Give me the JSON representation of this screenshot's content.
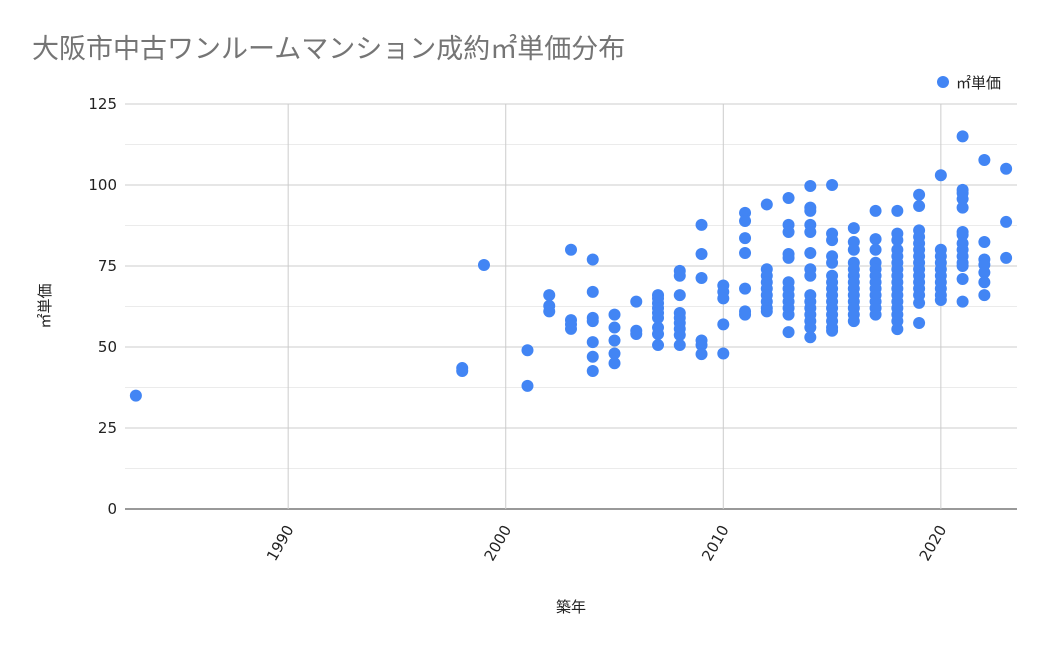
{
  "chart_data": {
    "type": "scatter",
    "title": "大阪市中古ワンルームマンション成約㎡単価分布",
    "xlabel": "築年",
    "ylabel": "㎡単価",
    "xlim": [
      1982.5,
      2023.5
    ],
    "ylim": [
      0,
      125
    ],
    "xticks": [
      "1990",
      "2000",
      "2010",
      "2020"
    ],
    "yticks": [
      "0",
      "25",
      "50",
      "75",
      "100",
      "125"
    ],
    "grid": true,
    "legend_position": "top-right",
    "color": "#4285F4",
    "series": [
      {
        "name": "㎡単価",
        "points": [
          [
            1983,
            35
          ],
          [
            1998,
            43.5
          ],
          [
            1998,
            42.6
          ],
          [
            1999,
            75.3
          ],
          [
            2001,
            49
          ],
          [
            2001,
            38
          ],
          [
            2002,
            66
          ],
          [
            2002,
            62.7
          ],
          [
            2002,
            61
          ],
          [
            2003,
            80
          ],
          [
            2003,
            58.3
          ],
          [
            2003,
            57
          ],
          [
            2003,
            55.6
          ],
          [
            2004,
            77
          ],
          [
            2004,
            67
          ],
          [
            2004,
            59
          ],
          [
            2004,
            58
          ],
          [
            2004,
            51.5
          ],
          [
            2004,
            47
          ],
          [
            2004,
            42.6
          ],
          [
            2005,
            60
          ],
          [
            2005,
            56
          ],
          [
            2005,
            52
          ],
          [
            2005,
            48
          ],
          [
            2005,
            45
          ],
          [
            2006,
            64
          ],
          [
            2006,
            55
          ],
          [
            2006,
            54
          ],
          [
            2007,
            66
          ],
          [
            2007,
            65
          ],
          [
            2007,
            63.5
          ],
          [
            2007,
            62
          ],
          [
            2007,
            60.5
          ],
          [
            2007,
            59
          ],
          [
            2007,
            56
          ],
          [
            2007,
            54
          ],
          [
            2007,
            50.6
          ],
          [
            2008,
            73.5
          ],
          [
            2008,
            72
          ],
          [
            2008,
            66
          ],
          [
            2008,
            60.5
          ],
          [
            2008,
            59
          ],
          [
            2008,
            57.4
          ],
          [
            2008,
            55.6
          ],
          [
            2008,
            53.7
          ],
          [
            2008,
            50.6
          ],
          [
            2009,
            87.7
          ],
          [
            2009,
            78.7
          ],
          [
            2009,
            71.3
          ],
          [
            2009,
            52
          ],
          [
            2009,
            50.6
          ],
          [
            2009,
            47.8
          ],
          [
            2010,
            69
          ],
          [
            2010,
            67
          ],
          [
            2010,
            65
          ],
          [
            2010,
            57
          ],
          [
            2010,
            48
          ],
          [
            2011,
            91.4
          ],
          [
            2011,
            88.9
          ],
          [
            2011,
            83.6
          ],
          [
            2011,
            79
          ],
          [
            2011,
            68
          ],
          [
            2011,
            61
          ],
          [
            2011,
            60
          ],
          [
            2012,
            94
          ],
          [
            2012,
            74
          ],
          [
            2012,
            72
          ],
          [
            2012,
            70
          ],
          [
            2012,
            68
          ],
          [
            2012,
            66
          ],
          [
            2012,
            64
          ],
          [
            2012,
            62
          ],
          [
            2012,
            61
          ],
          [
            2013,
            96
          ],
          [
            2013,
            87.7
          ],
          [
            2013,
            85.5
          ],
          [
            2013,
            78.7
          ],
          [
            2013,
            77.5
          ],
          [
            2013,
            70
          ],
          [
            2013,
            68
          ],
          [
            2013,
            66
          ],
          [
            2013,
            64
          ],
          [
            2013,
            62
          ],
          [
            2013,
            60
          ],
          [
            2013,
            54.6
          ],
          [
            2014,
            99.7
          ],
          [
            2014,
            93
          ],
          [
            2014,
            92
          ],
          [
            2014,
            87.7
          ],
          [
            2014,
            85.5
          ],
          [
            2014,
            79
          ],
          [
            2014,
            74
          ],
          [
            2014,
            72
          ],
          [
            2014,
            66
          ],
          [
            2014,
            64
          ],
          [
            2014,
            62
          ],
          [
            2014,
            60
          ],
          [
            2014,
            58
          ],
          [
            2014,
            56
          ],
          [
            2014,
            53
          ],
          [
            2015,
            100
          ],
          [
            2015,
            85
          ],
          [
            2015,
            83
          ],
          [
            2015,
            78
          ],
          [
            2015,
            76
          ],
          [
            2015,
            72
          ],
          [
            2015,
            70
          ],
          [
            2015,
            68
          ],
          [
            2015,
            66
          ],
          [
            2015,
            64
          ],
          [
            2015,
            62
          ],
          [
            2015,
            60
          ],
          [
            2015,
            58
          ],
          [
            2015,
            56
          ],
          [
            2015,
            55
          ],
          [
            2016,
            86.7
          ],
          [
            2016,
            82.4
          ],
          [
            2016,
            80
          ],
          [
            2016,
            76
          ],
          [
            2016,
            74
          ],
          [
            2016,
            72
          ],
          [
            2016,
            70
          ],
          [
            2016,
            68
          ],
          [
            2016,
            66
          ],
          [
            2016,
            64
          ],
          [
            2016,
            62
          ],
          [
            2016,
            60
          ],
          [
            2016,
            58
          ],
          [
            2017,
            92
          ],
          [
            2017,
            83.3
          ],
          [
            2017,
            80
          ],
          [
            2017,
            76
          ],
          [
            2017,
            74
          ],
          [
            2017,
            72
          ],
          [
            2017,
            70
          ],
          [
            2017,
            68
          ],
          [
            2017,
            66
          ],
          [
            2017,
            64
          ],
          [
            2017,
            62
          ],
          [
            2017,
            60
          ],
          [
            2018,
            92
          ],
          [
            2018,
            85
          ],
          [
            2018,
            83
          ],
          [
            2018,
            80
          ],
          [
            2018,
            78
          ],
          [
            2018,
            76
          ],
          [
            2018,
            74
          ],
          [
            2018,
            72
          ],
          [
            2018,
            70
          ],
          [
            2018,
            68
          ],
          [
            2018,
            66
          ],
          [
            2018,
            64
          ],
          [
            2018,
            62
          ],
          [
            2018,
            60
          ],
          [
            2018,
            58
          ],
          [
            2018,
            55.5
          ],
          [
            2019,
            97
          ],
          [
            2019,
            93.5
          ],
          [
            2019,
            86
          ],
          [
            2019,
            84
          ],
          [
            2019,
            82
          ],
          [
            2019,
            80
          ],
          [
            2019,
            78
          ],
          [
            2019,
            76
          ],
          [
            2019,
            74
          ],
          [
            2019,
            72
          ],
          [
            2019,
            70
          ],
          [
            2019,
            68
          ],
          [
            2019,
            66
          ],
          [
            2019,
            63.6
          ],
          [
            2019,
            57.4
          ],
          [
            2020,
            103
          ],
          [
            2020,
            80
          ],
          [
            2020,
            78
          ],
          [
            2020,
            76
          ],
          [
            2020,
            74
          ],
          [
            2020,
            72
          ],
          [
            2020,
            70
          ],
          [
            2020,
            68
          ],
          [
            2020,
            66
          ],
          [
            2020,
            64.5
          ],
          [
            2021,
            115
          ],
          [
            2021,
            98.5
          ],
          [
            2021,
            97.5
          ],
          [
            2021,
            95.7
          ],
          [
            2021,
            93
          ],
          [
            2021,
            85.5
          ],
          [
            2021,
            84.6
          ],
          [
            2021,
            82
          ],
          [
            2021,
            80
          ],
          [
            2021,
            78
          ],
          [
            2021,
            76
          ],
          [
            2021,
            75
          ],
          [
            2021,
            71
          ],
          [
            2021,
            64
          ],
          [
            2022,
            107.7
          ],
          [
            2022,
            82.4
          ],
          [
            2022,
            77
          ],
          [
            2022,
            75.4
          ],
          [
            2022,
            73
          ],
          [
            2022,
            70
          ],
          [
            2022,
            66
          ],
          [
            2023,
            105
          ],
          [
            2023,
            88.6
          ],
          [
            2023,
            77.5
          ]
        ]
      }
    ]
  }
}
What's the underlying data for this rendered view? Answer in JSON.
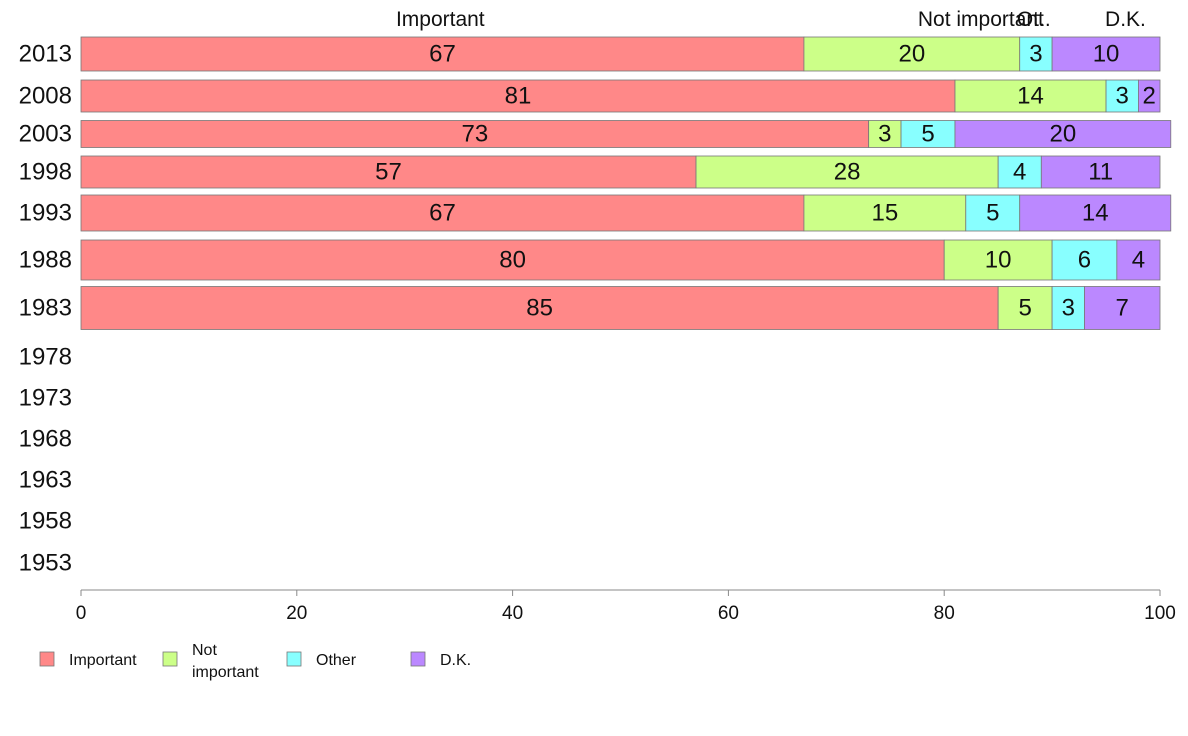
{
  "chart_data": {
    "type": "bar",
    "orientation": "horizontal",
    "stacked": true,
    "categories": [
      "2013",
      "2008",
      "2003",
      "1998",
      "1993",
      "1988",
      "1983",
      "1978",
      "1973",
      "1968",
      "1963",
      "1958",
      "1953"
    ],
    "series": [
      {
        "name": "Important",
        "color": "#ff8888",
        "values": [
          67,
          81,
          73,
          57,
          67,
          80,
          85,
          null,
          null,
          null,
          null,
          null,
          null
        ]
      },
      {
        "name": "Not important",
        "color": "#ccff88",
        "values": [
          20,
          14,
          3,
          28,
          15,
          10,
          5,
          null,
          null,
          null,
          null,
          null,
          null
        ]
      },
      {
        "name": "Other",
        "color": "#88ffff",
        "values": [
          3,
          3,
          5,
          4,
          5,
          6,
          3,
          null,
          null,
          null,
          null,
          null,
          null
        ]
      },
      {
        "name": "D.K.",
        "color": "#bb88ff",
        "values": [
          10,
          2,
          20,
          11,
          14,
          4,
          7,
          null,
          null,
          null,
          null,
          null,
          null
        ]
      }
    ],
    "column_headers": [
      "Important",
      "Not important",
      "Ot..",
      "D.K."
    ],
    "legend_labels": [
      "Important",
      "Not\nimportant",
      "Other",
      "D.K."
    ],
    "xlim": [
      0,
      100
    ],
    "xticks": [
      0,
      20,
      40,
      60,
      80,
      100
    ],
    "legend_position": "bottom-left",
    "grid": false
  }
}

> **Direction**
Reproduce exactly and only the lines from the one with "What's the underlying" through the last entry, both included, excluding every picture.

> **Exercise result**
What's the underlying data for this rendered view? Answer in JSON.
{
  "chart_data": {
    "type": "bar",
    "orientation": "horizontal",
    "stacked": true,
    "categories": [
      "2013",
      "2008",
      "2003",
      "1998",
      "1993",
      "1988",
      "1983",
      "1978",
      "1973",
      "1968",
      "1963",
      "1958",
      "1953"
    ],
    "series": [
      {
        "name": "Important",
        "color": "#ff8888",
        "values": [
          67,
          81,
          73,
          57,
          67,
          80,
          85,
          null,
          null,
          null,
          null,
          null,
          null
        ]
      },
      {
        "name": "Not important",
        "color": "#ccff88",
        "values": [
          20,
          14,
          3,
          28,
          15,
          10,
          5,
          null,
          null,
          null,
          null,
          null,
          null
        ]
      },
      {
        "name": "Other",
        "color": "#88ffff",
        "values": [
          3,
          3,
          5,
          4,
          5,
          6,
          3,
          null,
          null,
          null,
          null,
          null,
          null
        ]
      },
      {
        "name": "D.K.",
        "color": "#bb88ff",
        "values": [
          10,
          2,
          20,
          11,
          14,
          4,
          7,
          null,
          null,
          null,
          null,
          null,
          null
        ]
      }
    ],
    "column_headers": [
      "Important",
      "Not important",
      "Ot..",
      "D.K."
    ],
    "legend_labels": [
      "Important",
      "Not\nimportant",
      "Other",
      "D.K."
    ],
    "xlim": [
      0,
      100
    ],
    "xticks": [
      0,
      20,
      40,
      60,
      80,
      100
    ],
    "legend_position": "bottom-left",
    "grid": false
  }
}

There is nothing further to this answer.